• _Short problem_: Write every entry out again exactly, please, and skip the pictures.

• _Exercise input_:
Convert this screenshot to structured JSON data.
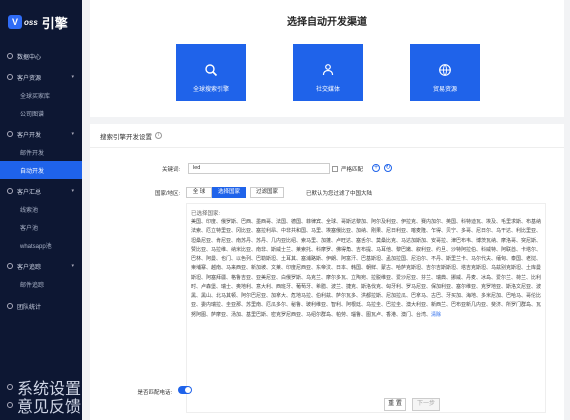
{
  "app": {
    "logo_mark": "V",
    "logo_oss": "oss",
    "brand": "引擎"
  },
  "sidebar": {
    "items": [
      {
        "label": "数据中心",
        "type": "group"
      },
      {
        "label": "客户资源",
        "type": "group",
        "caret": "▾"
      },
      {
        "label": "全球买家库",
        "type": "sub"
      },
      {
        "label": "公司图谱",
        "type": "sub"
      },
      {
        "label": "客户开发",
        "type": "group",
        "caret": "▾"
      },
      {
        "label": "邮件开发",
        "type": "sub"
      },
      {
        "label": "自动开发",
        "type": "sub",
        "active": true
      },
      {
        "label": "客户汇总",
        "type": "group",
        "caret": "▾"
      },
      {
        "label": "线索池",
        "type": "sub"
      },
      {
        "label": "客户池",
        "type": "sub"
      },
      {
        "label": "whatsapp池",
        "type": "sub"
      },
      {
        "label": "客户追踪",
        "type": "group",
        "caret": "▾"
      },
      {
        "label": "邮件追踪",
        "type": "sub"
      },
      {
        "label": "团队统计",
        "type": "group"
      }
    ],
    "bottom": [
      {
        "label": "系统设置"
      },
      {
        "label": "意见反馈"
      }
    ]
  },
  "header": {
    "title": "选择自动开发渠道"
  },
  "channels": [
    {
      "label": "全球搜索引擎",
      "icon": "search-icon"
    },
    {
      "label": "社交媒体",
      "icon": "social-icon"
    },
    {
      "label": "贸易资源",
      "icon": "trade-icon"
    }
  ],
  "form": {
    "title": "搜索引擎开发设置",
    "help": "i",
    "keyword_label": "关键词:",
    "keyword_value": "led",
    "strict_label": "严格匹配",
    "region_label": "国家/地区:",
    "tabs": [
      {
        "label": "全 球"
      },
      {
        "label": "选择国家",
        "selected": true
      },
      {
        "label": "过滤国家"
      }
    ],
    "region_hint": "已默认为您过滤了中国大陆",
    "selected_title": "已选择国家:",
    "countries": "美国、印度、俄罗斯、巴西、墨西哥、法国、德国、菲律宾、全球、哥斯达黎加、阿尔及利亚、伊拉克、赛内加尔、英国、科特迪瓦、埃及、毛里求斯、布基纳法索、厄立特里亚、冈比亚、塞拉利昂、中非共和国、马里、埃塞俄比亚、加纳、刚果、尼日利亚、喀麦隆、乍得、贝宁、多哥、尼日尔、乌干达、利比里亚、坦桑尼亚、肯尼亚、南苏丹、苏丹、几内亚比绍、索马里、加蓬、卢旺达、塞舌尔、莫桑比克、马达加斯加、安哥拉、津巴布韦、博茨瓦纳、摩洛哥、突尼斯、赞比亚、马拉维、纳米比亚、南非、斯威士兰、莱索托、科摩罗、佛得角、吉布提、马耳他、黎巴嫩、叙利亚、约旦、沙特阿拉伯、科威特、阿联酋、卡塔尔、巴林、阿曼、也门、以色列、巴勒斯坦、土耳其、塞浦路斯、伊朗、阿富汗、巴基斯坦、孟加拉国、尼泊尔、不丹、斯里兰卡、马尔代夫、缅甸、泰国、老挝、柬埔寨、越南、马来西亚、新加坡、文莱、印度尼西亚、东帝汶、日本、韩国、朝鲜、蒙古、哈萨克斯坦、吉尔吉斯斯坦、塔吉克斯坦、乌兹别克斯坦、土库曼斯坦、阿塞拜疆、格鲁吉亚、亚美尼亚、白俄罗斯、乌克兰、摩尔多瓦、立陶宛、拉脱维亚、爱沙尼亚、芬兰、瑞典、挪威、丹麦、冰岛、爱尔兰、荷兰、比利时、卢森堡、瑞士、奥地利、意大利、西班牙、葡萄牙、希腊、波兰、捷克、斯洛伐克、匈牙利、罗马尼亚、保加利亚、塞尔维亚、克罗地亚、斯洛文尼亚、波黑、黑山、北马其顿、阿尔巴尼亚、加拿大、危地马拉、伯利兹、萨尔瓦多、洪都拉斯、尼加拉瓜、巴拿马、古巴、牙买加、海地、多米尼加、巴哈马、哥伦比亚、委内瑞拉、圭亚那、苏里南、厄瓜多尔、秘鲁、玻利维亚、智利、阿根廷、乌拉圭、巴拉圭、澳大利亚、新西兰、巴布亚新几内亚、斐济、所罗门群岛、瓦努阿图、萨摩亚、汤加、基里巴斯、密克罗尼西亚、马绍尔群岛、帕劳、瑙鲁、图瓦卢、香港、澳门、台湾、",
    "clear_label": "清除",
    "toggle_label": "是否匹配电话:",
    "reset_label": "重 置",
    "next_label": "下一步"
  },
  "colors": {
    "accent": "#1f63ea",
    "sidebar_bg": "#0d1733"
  }
}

• _Task result_:
Convert this screenshot to structured JSON data.
{
  "app": {
    "logo_mark": "V",
    "logo_oss": "oss",
    "brand": "引擎"
  },
  "sidebar": {
    "items": [
      {
        "label": "数据中心",
        "type": "group"
      },
      {
        "label": "客户资源",
        "type": "group",
        "caret": "▾"
      },
      {
        "label": "全球买家库",
        "type": "sub"
      },
      {
        "label": "公司图谱",
        "type": "sub"
      },
      {
        "label": "客户开发",
        "type": "group",
        "caret": "▾"
      },
      {
        "label": "邮件开发",
        "type": "sub"
      },
      {
        "label": "自动开发",
        "type": "sub",
        "active": true
      },
      {
        "label": "客户汇总",
        "type": "group",
        "caret": "▾"
      },
      {
        "label": "线索池",
        "type": "sub"
      },
      {
        "label": "客户池",
        "type": "sub"
      },
      {
        "label": "whatsapp池",
        "type": "sub"
      },
      {
        "label": "客户追踪",
        "type": "group",
        "caret": "▾"
      },
      {
        "label": "邮件追踪",
        "type": "sub"
      },
      {
        "label": "团队统计",
        "type": "group"
      }
    ],
    "bottom": [
      {
        "label": "系统设置"
      },
      {
        "label": "意见反馈"
      }
    ]
  },
  "header": {
    "title": "选择自动开发渠道"
  },
  "channels": [
    {
      "label": "全球搜索引擎",
      "icon": "search-icon"
    },
    {
      "label": "社交媒体",
      "icon": "social-icon"
    },
    {
      "label": "贸易资源",
      "icon": "trade-icon"
    }
  ],
  "form": {
    "title": "搜索引擎开发设置",
    "help": "i",
    "keyword_label": "关键词:",
    "keyword_value": "led",
    "strict_label": "严格匹配",
    "region_label": "国家/地区:",
    "tabs": [
      {
        "label": "全 球"
      },
      {
        "label": "选择国家",
        "selected": true
      },
      {
        "label": "过滤国家"
      }
    ],
    "region_hint": "已默认为您过滤了中国大陆",
    "selected_title": "已选择国家:",
    "countries": "美国、印度、俄罗斯、巴西、墨西哥、法国、德国、菲律宾、全球、哥斯达黎加、阿尔及利亚、伊拉克、赛内加尔、英国、科特迪瓦、埃及、毛里求斯、布基纳法索、厄立特里亚、冈比亚、塞拉利昂、中非共和国、马里、埃塞俄比亚、加纳、刚果、尼日利亚、喀麦隆、乍得、贝宁、多哥、尼日尔、乌干达、利比里亚、坦桑尼亚、肯尼亚、南苏丹、苏丹、几内亚比绍、索马里、加蓬、卢旺达、塞舌尔、莫桑比克、马达加斯加、安哥拉、津巴布韦、博茨瓦纳、摩洛哥、突尼斯、赞比亚、马拉维、纳米比亚、南非、斯威士兰、莱索托、科摩罗、佛得角、吉布提、马耳他、黎巴嫩、叙利亚、约旦、沙特阿拉伯、科威特、阿联酋、卡塔尔、巴林、阿曼、也门、以色列、巴勒斯坦、土耳其、塞浦路斯、伊朗、阿富汗、巴基斯坦、孟加拉国、尼泊尔、不丹、斯里兰卡、马尔代夫、缅甸、泰国、老挝、柬埔寨、越南、马来西亚、新加坡、文莱、印度尼西亚、东帝汶、日本、韩国、朝鲜、蒙古、哈萨克斯坦、吉尔吉斯斯坦、塔吉克斯坦、乌兹别克斯坦、土库曼斯坦、阿塞拜疆、格鲁吉亚、亚美尼亚、白俄罗斯、乌克兰、摩尔多瓦、立陶宛、拉脱维亚、爱沙尼亚、芬兰、瑞典、挪威、丹麦、冰岛、爱尔兰、荷兰、比利时、卢森堡、瑞士、奥地利、意大利、西班牙、葡萄牙、希腊、波兰、捷克、斯洛伐克、匈牙利、罗马尼亚、保加利亚、塞尔维亚、克罗地亚、斯洛文尼亚、波黑、黑山、北马其顿、阿尔巴尼亚、加拿大、危地马拉、伯利兹、萨尔瓦多、洪都拉斯、尼加拉瓜、巴拿马、古巴、牙买加、海地、多米尼加、巴哈马、哥伦比亚、委内瑞拉、圭亚那、苏里南、厄瓜多尔、秘鲁、玻利维亚、智利、阿根廷、乌拉圭、巴拉圭、澳大利亚、新西兰、巴布亚新几内亚、斐济、所罗门群岛、瓦努阿图、萨摩亚、汤加、基里巴斯、密克罗尼西亚、马绍尔群岛、帕劳、瑙鲁、图瓦卢、香港、澳门、台湾、",
    "clear_label": "清除",
    "toggle_label": "是否匹配电话:",
    "reset_label": "重 置",
    "next_label": "下一步"
  },
  "colors": {
    "accent": "#1f63ea",
    "sidebar_bg": "#0d1733"
  }
}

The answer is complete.